TASK DETAILS: The listing beneath should be written out in full, exactly as shown.

start DATASET RECORDS

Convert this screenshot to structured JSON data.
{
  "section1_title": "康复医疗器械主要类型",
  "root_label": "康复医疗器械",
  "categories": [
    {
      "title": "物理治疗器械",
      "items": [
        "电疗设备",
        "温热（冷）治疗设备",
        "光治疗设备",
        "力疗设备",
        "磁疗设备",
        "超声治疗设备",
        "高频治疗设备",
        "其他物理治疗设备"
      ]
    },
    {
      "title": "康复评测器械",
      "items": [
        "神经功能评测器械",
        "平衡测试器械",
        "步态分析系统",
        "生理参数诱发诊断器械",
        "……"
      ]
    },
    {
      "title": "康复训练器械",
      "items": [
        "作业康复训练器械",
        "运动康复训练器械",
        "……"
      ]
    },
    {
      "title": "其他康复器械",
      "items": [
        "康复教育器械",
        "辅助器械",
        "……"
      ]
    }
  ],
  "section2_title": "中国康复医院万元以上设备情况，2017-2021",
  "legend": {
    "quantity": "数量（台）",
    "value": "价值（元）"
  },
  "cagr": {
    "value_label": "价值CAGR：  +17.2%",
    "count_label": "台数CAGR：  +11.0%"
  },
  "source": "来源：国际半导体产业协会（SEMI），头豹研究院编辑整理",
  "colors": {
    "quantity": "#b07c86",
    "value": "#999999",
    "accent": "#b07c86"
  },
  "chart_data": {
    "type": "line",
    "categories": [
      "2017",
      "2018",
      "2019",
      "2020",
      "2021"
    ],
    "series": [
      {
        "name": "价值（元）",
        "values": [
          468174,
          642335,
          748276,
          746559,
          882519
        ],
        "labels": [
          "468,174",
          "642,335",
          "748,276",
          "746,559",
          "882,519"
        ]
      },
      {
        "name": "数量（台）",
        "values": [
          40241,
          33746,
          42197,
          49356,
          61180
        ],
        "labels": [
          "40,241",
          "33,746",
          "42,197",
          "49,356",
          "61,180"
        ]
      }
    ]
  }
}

end DATASET RECORDS

THE RESPONSE:
Convert this screenshot to structured JSON data.
{
  "section1_title": "康复医疗器械主要类型",
  "root_label": "康复医疗器械",
  "categories": [
    {
      "title": "物理治疗器械",
      "items": [
        "电疗设备",
        "温热（冷）治疗设备",
        "光治疗设备",
        "力疗设备",
        "磁疗设备",
        "超声治疗设备",
        "高频治疗设备",
        "其他物理治疗设备"
      ]
    },
    {
      "title": "康复评测器械",
      "items": [
        "神经功能评测器械",
        "平衡测试器械",
        "步态分析系统",
        "生理参数诱发诊断器械",
        "……"
      ]
    },
    {
      "title": "康复训练器械",
      "items": [
        "作业康复训练器械",
        "运动康复训练器械",
        "……"
      ]
    },
    {
      "title": "其他康复器械",
      "items": [
        "康复教育器械",
        "辅助器械",
        "……"
      ]
    }
  ],
  "section2_title": "中国康复医院万元以上设备情况，2017-2021",
  "legend": {
    "quantity": "数量（台）",
    "value": "价值（元）"
  },
  "cagr": {
    "value_label": "价值CAGR：  +17.2%",
    "count_label": "台数CAGR：  +11.0%"
  },
  "source": "来源：国际半导体产业协会（SEMI），头豹研究院编辑整理",
  "colors": {
    "quantity": "#b07c86",
    "value": "#999999",
    "accent": "#b07c86"
  },
  "chart_data": {
    "type": "line",
    "categories": [
      "2017",
      "2018",
      "2019",
      "2020",
      "2021"
    ],
    "series": [
      {
        "name": "价值（元）",
        "values": [
          468174,
          642335,
          748276,
          746559,
          882519
        ],
        "labels": [
          "468,174",
          "642,335",
          "748,276",
          "746,559",
          "882,519"
        ]
      },
      {
        "name": "数量（台）",
        "values": [
          40241,
          33746,
          42197,
          49356,
          61180
        ],
        "labels": [
          "40,241",
          "33,746",
          "42,197",
          "49,356",
          "61,180"
        ]
      }
    ]
  }
}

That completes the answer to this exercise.